> ZU LÖSENDE AUFGABEN
1 - Gib den Abschnitt der Buchbesprechung von „Nach dem letzten“ bis „als vorherige Bände.“ Wort für Wort wieder.
2 - Schreibe die Buchbesprechung zu „Silbernes Feuer“ im Anschluss an ihren letzten Satz weiter.

> TEXTAUSZUG
______________________________

Das Reich der Sieben Höfe: Silbernes Feuer
bei
Grimoires.de verdient an vermittelten Käufen.
(2) | ||
(0) | ||
(0) | ||
(0) | ||
(0) | ||
(1) |
Kurz & Knapp
- "Neue" Hauptfigur Nesta
- Schweres Problem nicht schnell beseitig
Nesta zu mögen war schon immer schwer: Stolz. Reizbar. Nachtragend. Nachdem sie gegen ihren Willen vom Kessel zur Fae gemacht wurde, ist es mit ihr noch schlimmer geworden. Nun reicht es ihrer Schwester und dem Hof der Nacht. Statt sich weiter sinnlos in Schenken zu betrinken und immer andere Männer in ihr Bett zu holen, soll Nesta trainieren. Ausgerechnet mit Cassian! Doch nicht nur der illyrische Krieger stellt Nesta vor große Problem: Sie muss realisieren, dass sie ihren Körper wahrhaft zugrunde gerichtet hat - und dass der Krieg auch andere, tiefe Narben in ihr hinterließ.
Das Buch erhält 8 von 10 Punkten.
Nach dem letzten Buch kommt mit Silbernes Feuer wieder ein Sieben Höfe-Roman in voller Länge. An der Formel "jeder Frau ihren Mann" hat sich wenig geändert, die Liebesgeschichte ist von vornherein angelegt und auch erwartet. Dabei überraschten mich hingegen zwei Dinge: dass der epische Konflikt weit weg ist; und wie wenig das dank Nesta auffällt. In manchem Sinn wirkte der Roman auf mich weit persönlicher und ernster als vorherige Bände.
Nesta im Zentrum
Zum letzten Buch bemerkte ich, dass er eine Art überlanger Epilog sei und das erzählt, was normalerweise zwischen zwei Romanen geschieht. Bereits dort erhaschte man einige Blicke auf Nesta, die bislang Nebenfigur blieb - und nicht allzu sympathisch. Hier dreht sich die Perspektive: Nesta wird Hauptfigur. Rhysand und die anderen vom Hof der Nacht steuern gelegentlich Nebenperspektiven bei, insbesondere Cassian.

______________________________

> BEREITGESTELLTES MATERIAL
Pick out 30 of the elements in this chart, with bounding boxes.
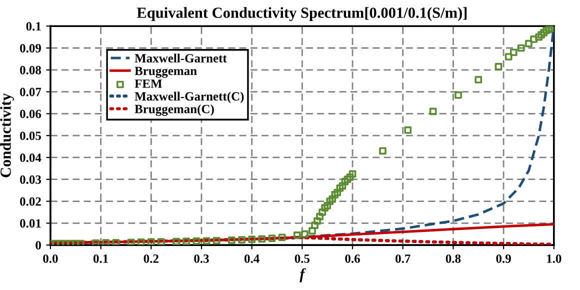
y-tick-label: 0.08 (20, 66, 42, 74)
y-tick-label: 0.05 (20, 132, 41, 140)
y-tick-label: 0.1 (26, 22, 41, 31)
x-tick-label: 0.9 (496, 254, 511, 263)
y-tick-label: 0.04 (20, 153, 42, 162)
x-tick-label: 1.0 (547, 254, 562, 263)
x-tick-label: 0.0 (43, 254, 58, 263)
x-tick-label: 0.3 (194, 254, 209, 263)
x-tick-label: 0.8 (446, 254, 461, 263)
y-tick-label: 0 (36, 241, 41, 250)
y-tick-label: 0.02 (20, 197, 41, 206)
y-axis-title: Conductivity (0, 93, 14, 178)
legend-label: Maxwell-Garnett(C) (134, 92, 244, 104)
x-axis-title: f (300, 268, 306, 282)
y-tick-label: 0.01 (20, 219, 41, 228)
legend-label: Maxwell-Garnett (134, 54, 227, 62)
y-tick-label: 0.07 (20, 88, 42, 96)
x-tick-label: 0.1 (93, 254, 108, 263)
legend-label: FEM (134, 80, 162, 88)
x-tick-label: 0.2 (144, 254, 158, 263)
y-tick-label: 0.06 (20, 110, 42, 118)
x-tick-label: 0.7 (396, 254, 410, 263)
x-tick-label: 0.5 (294, 254, 310, 263)
y-tick-label: 0.03 (20, 175, 42, 184)
legend-label: Bruggeman (134, 66, 197, 78)
x-tick-label: 0.6 (345, 254, 360, 263)
legend-label: Bruggeman(C) (134, 104, 214, 116)
chart-title: Equivalent Conductivity Spectrum[0.001/0.1(S/m)] (136, 7, 467, 22)
y-tick-label: 0.09 (20, 44, 41, 53)
x-tick-label: 0.4 (244, 254, 260, 263)
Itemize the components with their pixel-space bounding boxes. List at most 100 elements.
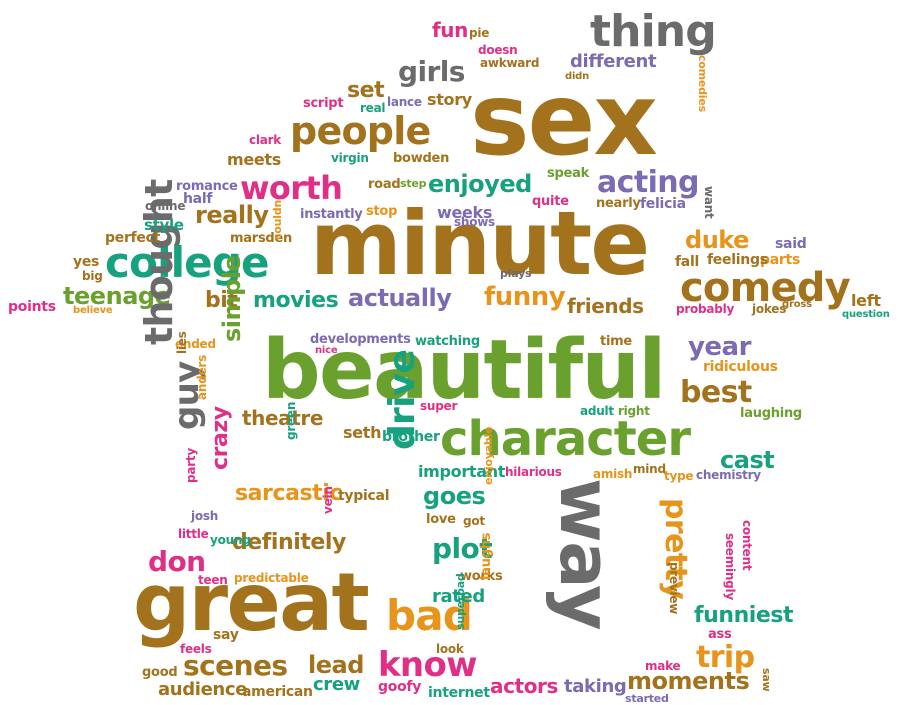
word-perfect: perfect bbox=[105, 230, 161, 246]
word-believe: believe bbox=[73, 305, 113, 316]
word-moments: moments bbox=[627, 667, 750, 695]
word-american: american bbox=[242, 684, 313, 700]
word-virgin: virgin bbox=[331, 151, 369, 165]
word-fall: fall bbox=[675, 254, 700, 270]
word-little: little bbox=[178, 527, 209, 541]
word-got: got bbox=[463, 514, 485, 528]
word-vein: vein bbox=[321, 486, 335, 514]
word-great: great bbox=[133, 556, 370, 649]
word-internet: internet bbox=[428, 685, 490, 701]
word-goes: goes bbox=[423, 482, 486, 510]
word-mind: mind bbox=[633, 462, 666, 476]
word-people: people bbox=[290, 109, 431, 153]
word-feels: feels bbox=[180, 642, 212, 656]
word-script: script bbox=[303, 96, 344, 111]
word-best: best bbox=[680, 375, 752, 410]
word-big: big bbox=[82, 269, 103, 283]
word-question: question bbox=[842, 309, 890, 320]
word-watching: watching bbox=[415, 334, 480, 349]
word-step: step bbox=[400, 177, 427, 190]
word-type: type bbox=[664, 469, 694, 483]
word-works: works bbox=[460, 569, 503, 584]
word-lance: lance bbox=[387, 95, 422, 109]
word-real: real bbox=[360, 101, 386, 115]
word-road: road bbox=[368, 177, 401, 192]
word-nice: nice bbox=[315, 345, 338, 356]
word-don: don bbox=[148, 545, 206, 578]
word-said: said bbox=[775, 236, 807, 252]
word-superbad: superbad bbox=[454, 573, 467, 630]
word-love: love bbox=[426, 512, 456, 527]
word-adult: adult bbox=[580, 404, 614, 418]
word-cast: cast bbox=[720, 446, 775, 474]
word-story: story bbox=[427, 90, 472, 109]
word-look: look bbox=[436, 642, 464, 656]
word-weeks: weeks bbox=[437, 203, 493, 222]
word-left: left bbox=[851, 291, 881, 310]
word-acting: acting bbox=[597, 165, 699, 200]
word-girls: girls bbox=[398, 55, 465, 88]
word-minute: minute bbox=[310, 192, 650, 295]
word-romance: romance bbox=[176, 179, 238, 194]
word-crew: crew bbox=[313, 674, 360, 695]
word-actors: actors bbox=[490, 674, 559, 698]
word-developments: developments bbox=[310, 332, 411, 347]
word-make: make bbox=[645, 659, 681, 673]
word-seemingly: seemingly bbox=[723, 533, 737, 600]
word-good: good bbox=[142, 665, 178, 680]
word-friends: friends bbox=[567, 294, 644, 318]
word-character: character bbox=[440, 411, 691, 467]
word-worth: worth bbox=[240, 169, 343, 207]
word-different: different bbox=[570, 51, 657, 72]
word-goofy: goofy bbox=[378, 679, 422, 695]
word-started: started bbox=[625, 692, 669, 705]
word-seth: seth bbox=[343, 423, 382, 442]
word-bit: bit bbox=[205, 288, 238, 313]
word-sex: sex bbox=[470, 61, 658, 178]
word-plot: plot bbox=[432, 532, 493, 565]
word-saw: saw bbox=[760, 668, 773, 692]
word-want: want bbox=[702, 186, 716, 219]
word-college: college bbox=[105, 238, 270, 287]
word-bad: bad bbox=[386, 591, 473, 640]
word-movies: movies bbox=[253, 288, 339, 313]
word-pie: pie bbox=[469, 26, 490, 40]
word-enjoyed: enjoyed bbox=[428, 170, 532, 198]
word-party: party bbox=[184, 448, 198, 483]
word-yes: yes bbox=[73, 254, 100, 270]
word-green: green bbox=[284, 401, 298, 440]
word-didn: didn bbox=[565, 71, 590, 82]
word-year: year bbox=[688, 332, 751, 362]
word-couldn: couldn bbox=[271, 199, 284, 240]
word-points: points bbox=[8, 299, 56, 315]
word-definitely: definitely bbox=[232, 530, 346, 555]
word-trip: trip bbox=[696, 640, 755, 675]
word-comedies: comedies bbox=[696, 55, 709, 112]
word-say: say bbox=[213, 627, 239, 643]
word-predictable: predictable bbox=[234, 571, 309, 585]
word-parts: parts bbox=[760, 252, 800, 268]
word-josh: josh bbox=[191, 509, 219, 523]
word-audience: audience bbox=[158, 679, 248, 700]
word-feelings: feelings bbox=[707, 252, 768, 268]
word-fun: fun bbox=[432, 18, 468, 42]
word-bowden: bowden bbox=[393, 151, 450, 166]
word-scenes: scenes bbox=[183, 649, 288, 682]
word-ridiculous: ridiculous bbox=[703, 359, 778, 375]
word-time: time bbox=[600, 334, 632, 349]
word-shows: shows bbox=[454, 215, 495, 229]
word-amish: amish bbox=[593, 467, 633, 481]
word-online: online bbox=[145, 199, 186, 213]
word-taking: taking bbox=[564, 676, 627, 697]
word-probably: probably bbox=[676, 302, 735, 316]
word-duke: duke bbox=[685, 226, 749, 254]
word-crazy: crazy bbox=[208, 406, 233, 470]
word-teen: teen bbox=[198, 573, 228, 587]
word-comedy: comedy bbox=[680, 265, 851, 311]
word-instantly: instantly bbox=[300, 207, 363, 222]
word-brother: brother bbox=[382, 429, 440, 445]
word-half: half bbox=[183, 191, 213, 207]
word-enjoyable: enjoyable bbox=[482, 426, 495, 485]
word-actually: actually bbox=[348, 284, 452, 312]
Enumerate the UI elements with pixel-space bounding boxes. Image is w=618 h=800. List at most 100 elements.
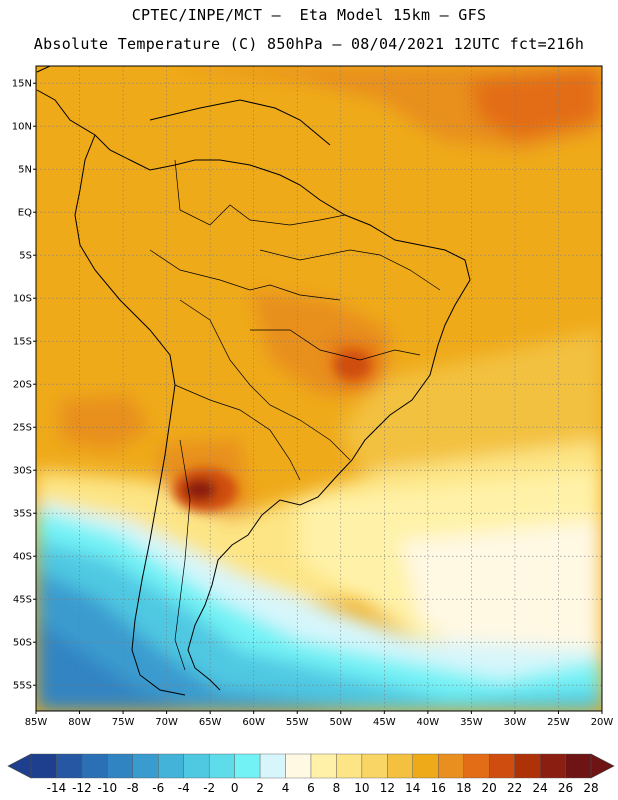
colorbar-swatch: [539, 753, 566, 779]
colorbar-label: -6: [152, 781, 164, 795]
coastline-west: [74, 134, 186, 696]
lat-label: 5N: [18, 165, 32, 176]
lat-label: EQ: [18, 208, 32, 219]
colorbar-swatch: [183, 753, 210, 779]
colorbar-swatch: [310, 753, 337, 779]
colorbar-label: -2: [203, 781, 215, 795]
colorbar-label: 8: [333, 781, 341, 795]
longitude-labels: 85W 80W 75W 70W 65W 60W 55W 50W 45W 40W 35W 30W 25W 2…: [25, 711, 614, 728]
lat-label: 30S: [13, 466, 32, 477]
colorbar-swatch: [132, 753, 159, 779]
lat-label: 5S: [19, 251, 32, 262]
map-frame: [35, 65, 603, 712]
lat-label: 50S: [13, 638, 32, 649]
colorbar-swatch: [514, 753, 541, 779]
colorbar-swatch: [208, 753, 235, 779]
colorbar-swatch: [259, 753, 286, 779]
lat-label: 40S: [13, 552, 32, 563]
lon-label: 35W: [460, 717, 483, 728]
lon-label: 20W: [591, 717, 614, 728]
colorbar-label: 4: [282, 781, 290, 795]
field-6-8: [400, 520, 602, 670]
colorbar-label: 16: [431, 781, 446, 795]
field-neg8-neg6: [36, 620, 200, 711]
lon-label: 30W: [504, 717, 527, 728]
colorbar-label: 26: [558, 781, 573, 795]
lon-label: 25W: [547, 717, 570, 728]
latitude-labels: 15N 10N 5N EQ 5S 10S 15S 20S 25S 30S 35S 40S 45S 50S 5…: [12, 79, 36, 692]
lon-label: 65W: [199, 717, 222, 728]
lat-label: 15S: [13, 337, 32, 348]
lon-label: 85W: [25, 717, 48, 728]
lon-label: 40W: [417, 717, 440, 728]
colorbar-swatch: [361, 753, 388, 779]
lon-label: 80W: [68, 717, 91, 728]
gridlines: [36, 66, 602, 711]
field-neg6-neg2: [36, 570, 380, 711]
colorbar-label: 22: [507, 781, 522, 795]
colorbar-label: 20: [482, 781, 497, 795]
lat-label: 55S: [13, 681, 32, 692]
coastline-caribbean: [149, 99, 331, 146]
colorbar-label: 10: [354, 781, 369, 795]
colorbar-label: 18: [456, 781, 471, 795]
colorbar-label: 0: [231, 781, 239, 795]
colorbar-swatch: [387, 753, 414, 779]
colorbar-swatch: [30, 753, 57, 779]
field-14-16-atlantic: [340, 330, 602, 470]
colorbar-swatch: [56, 753, 83, 779]
colorbar-swatch: [412, 753, 439, 779]
colorbar: -14 -12 -10 -8 -6 -4 -2 0 2 4 6 8 10 12 14 16 18 20 22 24 26…: [7, 753, 615, 795]
country-borders: [149, 159, 441, 671]
colorbar-label: -4: [178, 781, 190, 795]
lon-label: 70W: [155, 717, 178, 728]
colorbar-arrow-right: [590, 753, 615, 779]
lon-label: 55W: [286, 717, 309, 728]
temperature-field: [36, 66, 602, 711]
lon-label: 45W: [373, 717, 396, 728]
border-brazil-states: [250, 329, 421, 361]
title-line-2: Absolute Temperature (C) 850hPa – 08/04/…: [33, 35, 585, 53]
field-hot-mato-grosso: [334, 351, 370, 379]
lat-label: 15N: [12, 79, 32, 90]
colorbar-label: 12: [380, 781, 395, 795]
title-line-1: CPTEC/INPE/MCT – Eta Model 15km – GFS: [131, 6, 487, 24]
lat-label: 25S: [13, 423, 32, 434]
colorbar-swatch: [81, 753, 108, 779]
colorbar-swatch: [234, 753, 261, 779]
border-north: [174, 159, 346, 226]
colorbar-label: 28: [583, 781, 598, 795]
lon-label: 50W: [329, 717, 352, 728]
border-amazon: [149, 249, 341, 301]
border-brazil-north-states: [259, 249, 441, 291]
field-warm-atlantic: [470, 66, 602, 140]
colorbar-label: 24: [532, 781, 547, 795]
coastlines: [36, 66, 471, 696]
colorbar-label: -14: [47, 781, 67, 795]
border-chile-argentina: [174, 439, 191, 671]
lon-label: 75W: [112, 717, 135, 728]
lat-label: 35S: [13, 509, 32, 520]
lat-label: 45S: [13, 595, 32, 606]
colorbar-label: 2: [256, 781, 264, 795]
colorbar-label: -12: [72, 781, 92, 795]
colorbar-swatch: [565, 753, 592, 779]
lon-label: 60W: [242, 717, 265, 728]
colorbar-swatch: [285, 753, 312, 779]
colorbar-label: 14: [405, 781, 420, 795]
colorbar-swatch: [438, 753, 464, 779]
lat-label: 20S: [13, 380, 32, 391]
colorbar-swatch: [158, 753, 184, 779]
colorbar-swatch: [107, 753, 134, 779]
field-hottest-core: [184, 479, 216, 501]
colorbar-swatch: [336, 753, 363, 779]
colorbar-swatch: [463, 753, 490, 779]
coastline-east: [36, 66, 471, 691]
colorbar-swatch: [488, 753, 515, 779]
border-argentina: [174, 384, 301, 481]
colorbar-label: -10: [98, 781, 118, 795]
field-warm-pacific: [60, 395, 150, 450]
colorbar-label: -8: [127, 781, 139, 795]
border-bolivia-paraguay: [179, 299, 351, 461]
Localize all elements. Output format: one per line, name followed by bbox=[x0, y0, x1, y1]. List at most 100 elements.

______________________________

> DIE ANTWORTEN
1 -
Nach dem letzten Buch kommt mit Silbernes Feuer wieder ein Sieben Höfe-Roman in voller Länge. An der Formel "jeder Frau ihren Mann" hat sich wenig geändert, die Liebesgeschichte ist von vornherein angelegt und auch erwartet. Dabei überraschten mich hingegen zwei Dinge: dass der epische Konflikt weit weg ist; und wie wenig das dank Nesta auffällt. In manchem Sinn wirkte der Roman auf mich weit persönlicher und ernster als vorherige Bände.

2 -
Der Wechsel zur Hauptfigur ändert nichts an Nestas Charakter: Sie ist eine ziemlich unsympathische Figur und das legt sich nur langsam. Von sich selbst überzeugt und arrogant war sie schon immer; doch seit dem Zwischenfall mit dem Kessel scheint sie wütend auf alles und jeden. Das letzte Buch (Frost und Mondlicht) ließ sie eher noch unsympathischer werden.
Eine Ähnlichkeit hat Silbernes Feuer mit diesem Vorgänger: Das Kleine, Persönliche steht mehr im Zentrum als der große Konflikt. Feyre trat in den ersten drei Büchern für andere ein, sei es ihre Familie, Tamlin oder die Fae. Nesta hingegen muss erst einmal vor sich selbst gerettet werden. Ihre Probleme sind psychischer/seelischer Natur: Man kann das Buch als eine Fantasy-Studie von Trauma/PTSD lesen.
Über weite Teile gibt es daher mehr drückende Emotion als Action, wobei sich diese durchaus in der Welt widerspiegelt und eine eigene Spannung erzeugt. Nesta versucht, auf ihre Art mit ihren Problemen fertig zu werden. Gerade Nebencharaktere wie die Priesterin Gwyneth oder die illyrianische Ladenbesitzerin Emerie (beide schon bekannt) kontrastieren hier in Sachen Sympathie mit der unfreiwilligen Fae - und schleppen andere, eigene Probleme mit sich herum.
Langgezogen? Passend!
Einigen Lesern mag der Roman langgezogen vorkommen, denn objektiv passiert recht wenig. Mir hingegen gefiel, dass sich Nestas komplexe und tief sitzende Probleme nicht einfach lösen lassen.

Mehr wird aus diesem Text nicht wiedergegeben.